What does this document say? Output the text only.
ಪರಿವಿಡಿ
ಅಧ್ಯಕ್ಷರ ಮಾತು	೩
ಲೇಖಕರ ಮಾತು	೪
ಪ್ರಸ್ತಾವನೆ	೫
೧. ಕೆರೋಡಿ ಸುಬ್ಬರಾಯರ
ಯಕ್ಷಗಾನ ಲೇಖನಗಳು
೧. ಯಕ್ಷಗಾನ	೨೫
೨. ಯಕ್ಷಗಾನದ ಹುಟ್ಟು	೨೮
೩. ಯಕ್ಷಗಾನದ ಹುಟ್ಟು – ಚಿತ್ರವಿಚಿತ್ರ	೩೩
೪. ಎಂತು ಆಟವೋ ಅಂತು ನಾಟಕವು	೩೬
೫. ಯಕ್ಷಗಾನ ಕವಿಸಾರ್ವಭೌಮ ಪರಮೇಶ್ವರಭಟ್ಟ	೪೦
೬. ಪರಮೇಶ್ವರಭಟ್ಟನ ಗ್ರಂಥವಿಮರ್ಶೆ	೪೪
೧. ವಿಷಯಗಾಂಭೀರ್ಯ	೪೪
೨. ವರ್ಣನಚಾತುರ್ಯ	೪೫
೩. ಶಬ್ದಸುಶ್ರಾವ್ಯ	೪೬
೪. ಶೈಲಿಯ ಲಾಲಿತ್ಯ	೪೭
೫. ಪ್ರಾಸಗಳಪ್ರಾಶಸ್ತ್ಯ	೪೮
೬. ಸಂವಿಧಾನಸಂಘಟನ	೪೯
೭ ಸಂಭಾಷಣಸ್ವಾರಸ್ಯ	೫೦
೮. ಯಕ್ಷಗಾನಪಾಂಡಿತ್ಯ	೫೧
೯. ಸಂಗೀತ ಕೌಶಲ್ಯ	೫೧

··········

EXERCISE REQUIREMENTS: Extract all the material, leaving every line as it is.

THE REPLY:
What does this document say? Output the text only.
ಪರಿವಿಡಿ
ಅಧ್ಯಕ್ಷರ ಮಾತು	೩
ಲೇಖಕರ ಮಾತು	೪
ಪ್ರಸ್ತಾವನೆ	೫
೧. ಕೆರೋಡಿ ಸುಬ್ಬರಾಯರ
ಯಕ್ಷಗಾನ ಲೇಖನಗಳು
೧. ಯಕ್ಷಗಾನ	೨೫
೨. ಯಕ್ಷಗಾನದ ಹುಟ್ಟು	೨೮
೩. ಯಕ್ಷಗಾನದ ಹುಟ್ಟು – ಚಿತ್ರವಿಚಿತ್ರ	೩೩
೪. ಎಂತು ಆಟವೋ ಅಂತು ನಾಟಕವು	೩೬
೫. ಯಕ್ಷಗಾನ ಕವಿಸಾರ್ವಭೌಮ ಪರಮೇಶ್ವರಭಟ್ಟ	೪೦
೬. ಪರಮೇಶ್ವರಭಟ್ಟನ ಗ್ರಂಥವಿಮರ್ಶೆ	೪೪
೧. ವಿಷಯಗಾಂಭೀರ್ಯ	೪೪
೨. ವರ್ಣನಚಾತುರ್ಯ	೪೫
೩. ಶಬ್ದಸುಶ್ರಾವ್ಯ	೪೬
೪. ಶೈಲಿಯ ಲಾಲಿತ್ಯ	೪೭
೫. ಪ್ರಾಸಗಳಪ್ರಾಶಸ್ತ್ಯ	೪೮
೬. ಸಂವಿಧಾನಸಂಘಟನ	೪೯
೭ ಸಂಭಾಷಣಸ್ವಾರಸ್ಯ	೫೦
೮. ಯಕ್ಷಗಾನಪಾಂಡಿತ್ಯ	೫೧
೯. ಸಂಗೀತ ಕೌಶಲ್ಯ	೫೧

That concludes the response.